Exercise:
Show every line below where "label" can be found.

— start —

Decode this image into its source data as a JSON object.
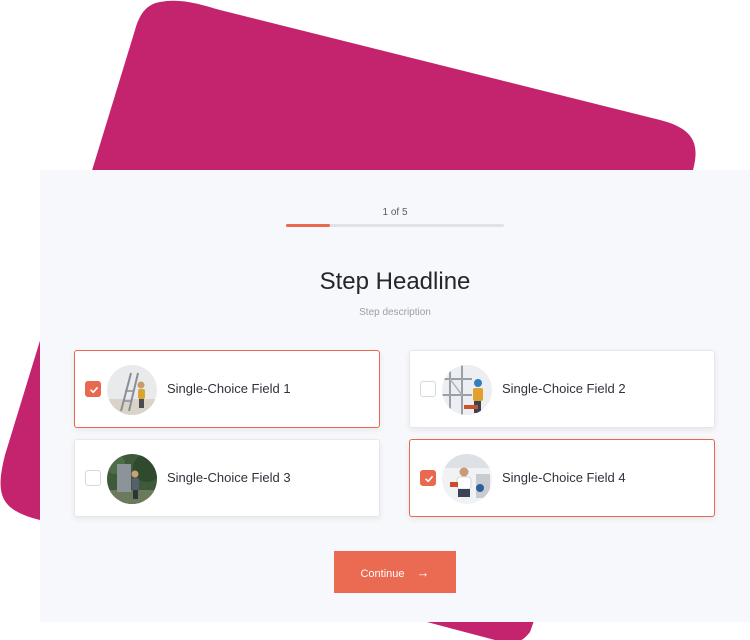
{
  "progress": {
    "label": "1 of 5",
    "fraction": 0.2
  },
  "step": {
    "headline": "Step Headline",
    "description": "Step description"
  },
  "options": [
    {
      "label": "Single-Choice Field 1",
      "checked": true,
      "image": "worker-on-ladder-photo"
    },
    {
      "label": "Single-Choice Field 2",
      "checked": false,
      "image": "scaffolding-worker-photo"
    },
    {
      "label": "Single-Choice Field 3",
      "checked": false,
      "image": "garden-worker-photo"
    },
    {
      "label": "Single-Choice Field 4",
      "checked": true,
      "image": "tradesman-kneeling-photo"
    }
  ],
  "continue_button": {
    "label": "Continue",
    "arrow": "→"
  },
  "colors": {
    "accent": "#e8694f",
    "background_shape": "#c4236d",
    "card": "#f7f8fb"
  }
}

— end —
— start —

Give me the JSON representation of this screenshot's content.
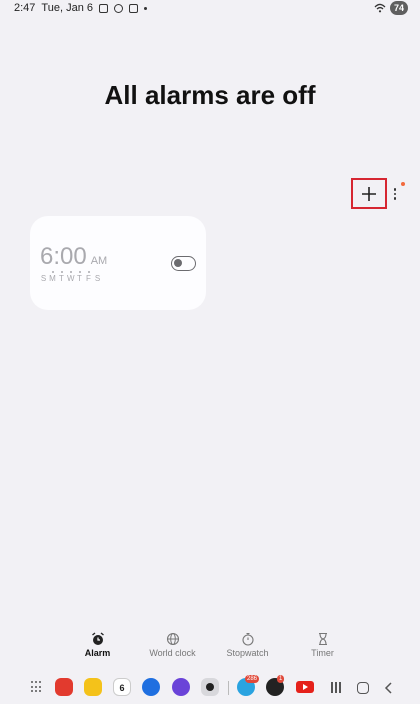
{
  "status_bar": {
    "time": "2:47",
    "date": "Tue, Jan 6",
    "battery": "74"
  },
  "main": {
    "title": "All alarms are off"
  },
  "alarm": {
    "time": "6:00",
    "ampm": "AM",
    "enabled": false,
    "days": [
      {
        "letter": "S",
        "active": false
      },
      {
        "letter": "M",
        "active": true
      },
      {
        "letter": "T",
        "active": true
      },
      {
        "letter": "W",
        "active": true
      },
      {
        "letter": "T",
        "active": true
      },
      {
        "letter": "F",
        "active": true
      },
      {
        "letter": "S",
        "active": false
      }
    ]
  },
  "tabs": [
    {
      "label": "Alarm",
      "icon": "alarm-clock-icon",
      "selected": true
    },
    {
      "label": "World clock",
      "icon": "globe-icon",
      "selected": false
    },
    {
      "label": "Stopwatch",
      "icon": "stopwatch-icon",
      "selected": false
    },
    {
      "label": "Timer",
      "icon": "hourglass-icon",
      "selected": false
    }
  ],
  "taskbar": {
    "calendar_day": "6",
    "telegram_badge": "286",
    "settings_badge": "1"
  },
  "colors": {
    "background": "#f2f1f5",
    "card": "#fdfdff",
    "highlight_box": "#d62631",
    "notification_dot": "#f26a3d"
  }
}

— end —

Output of the exercise:
    "label": "1 of 5",
      "label": "Single-Choice Field 1",
      "label": "Single-Choice Field 2",
      "label": "Single-Choice Field 3",
      "label": "Single-Choice Field 4",
    "label": "Continue",
      "label": "Alarm",
      "label": "World clock",
      "label": "Stopwatch",
      "label": "Timer",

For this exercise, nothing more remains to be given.